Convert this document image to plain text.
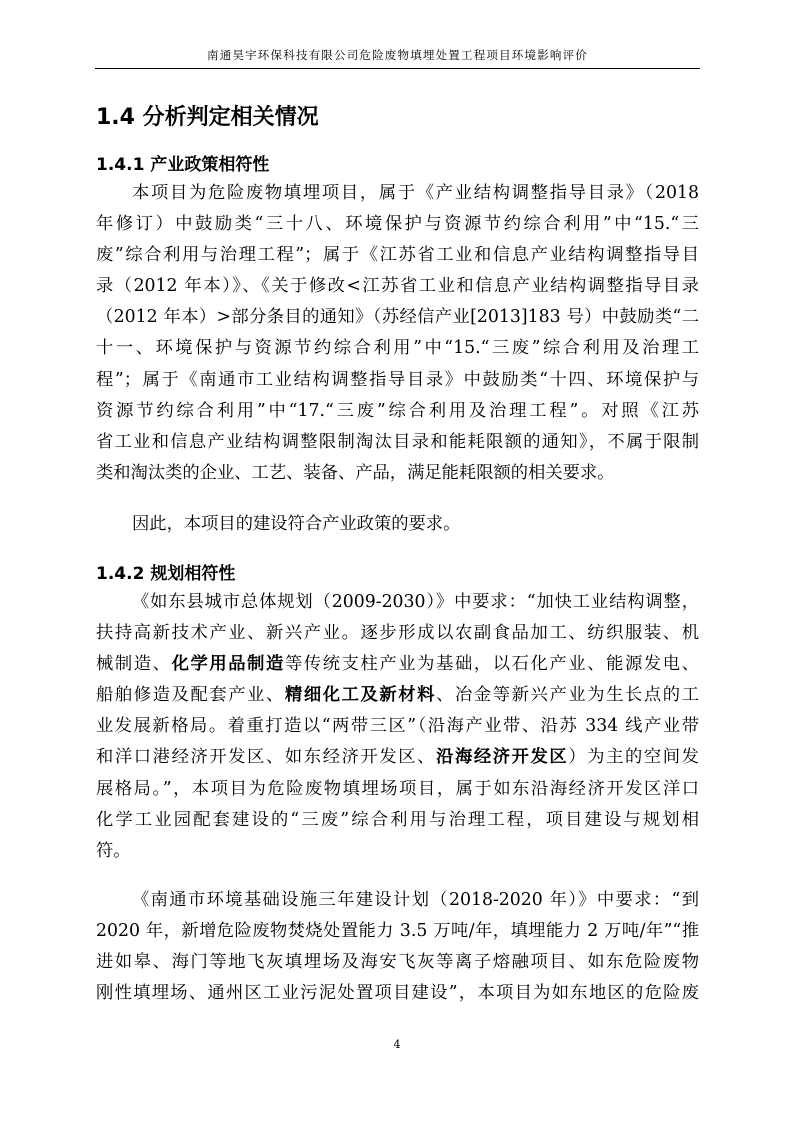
南通昊宇环保科技有限公司危险废物填埋处置工程项目环境影响评价
1.4 分析判定相关情况
1.4.1 产业政策相符性
本项目为危险废物填埋项目，属于《产业结构调整指导目录》（2018
年修订）中鼓励类“三十八、环境保护与资源节约综合利用”中“15.“三
废”综合利用与治理工程”；属于《江苏省工业和信息产业结构调整指导目
录（2012 年本）》、《关于修改<江苏省工业和信息产业结构调整指导目录
（2012 年本）>部分条目的通知》（苏经信产业[2013]183 号）中鼓励类“二
十一、环境保护与资源节约综合利用”中“15.“三废”综合利用及治理工
程”；属于《南通市工业结构调整指导目录》中鼓励类“十四、环境保护与
资源节约综合利用”中“17.“三废”综合利用及治理工程”。对照《江苏
省工业和信息产业结构调整限制淘汰目录和能耗限额的通知》，不属于限制
类和淘汰类的企业、工艺、装备、产品，满足能耗限额的相关要求。
因此，本项目的建设符合产业政策的要求。
1.4.2 规划相符性
《如东县城市总体规划（2009-2030）》中要求：“加快工业结构调整，
扶持高新技术产业、新兴产业。逐步形成以农副食品加工、纺织服装、机
械制造、化学用品制造等传统支柱产业为基础，以石化产业、能源发电、
船舶修造及配套产业、精细化工及新材料、冶金等新兴产业为生长点的工
业发展新格局。着重打造以“两带三区”（沿海产业带、沿苏 334 线产业带
和洋口港经济开发区、如东经济开发区、沿海经济开发区）为主的空间发
展格局。”，本项目为危险废物填埋场项目，属于如东沿海经济开发区洋口
化学工业园配套建设的“三废”综合利用与治理工程，项目建设与规划相
符。
《南通市环境基础设施三年建设计划（2018-2020 年）》中要求：“到
2020 年，新增危险废物焚烧处置能力 3.5 万吨/年，填埋能力 2 万吨/年”“推
进如皋、海门等地飞灰填埋场及海安飞灰等离子熔融项目、如东危险废物
刚性填埋场、通州区工业污泥处置项目建设”，本项目为如东地区的危险废
4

THE TASK
What is the number of lines above that contain the string "综合利用与治理工程"? Answer with the number alone.

RESULT
2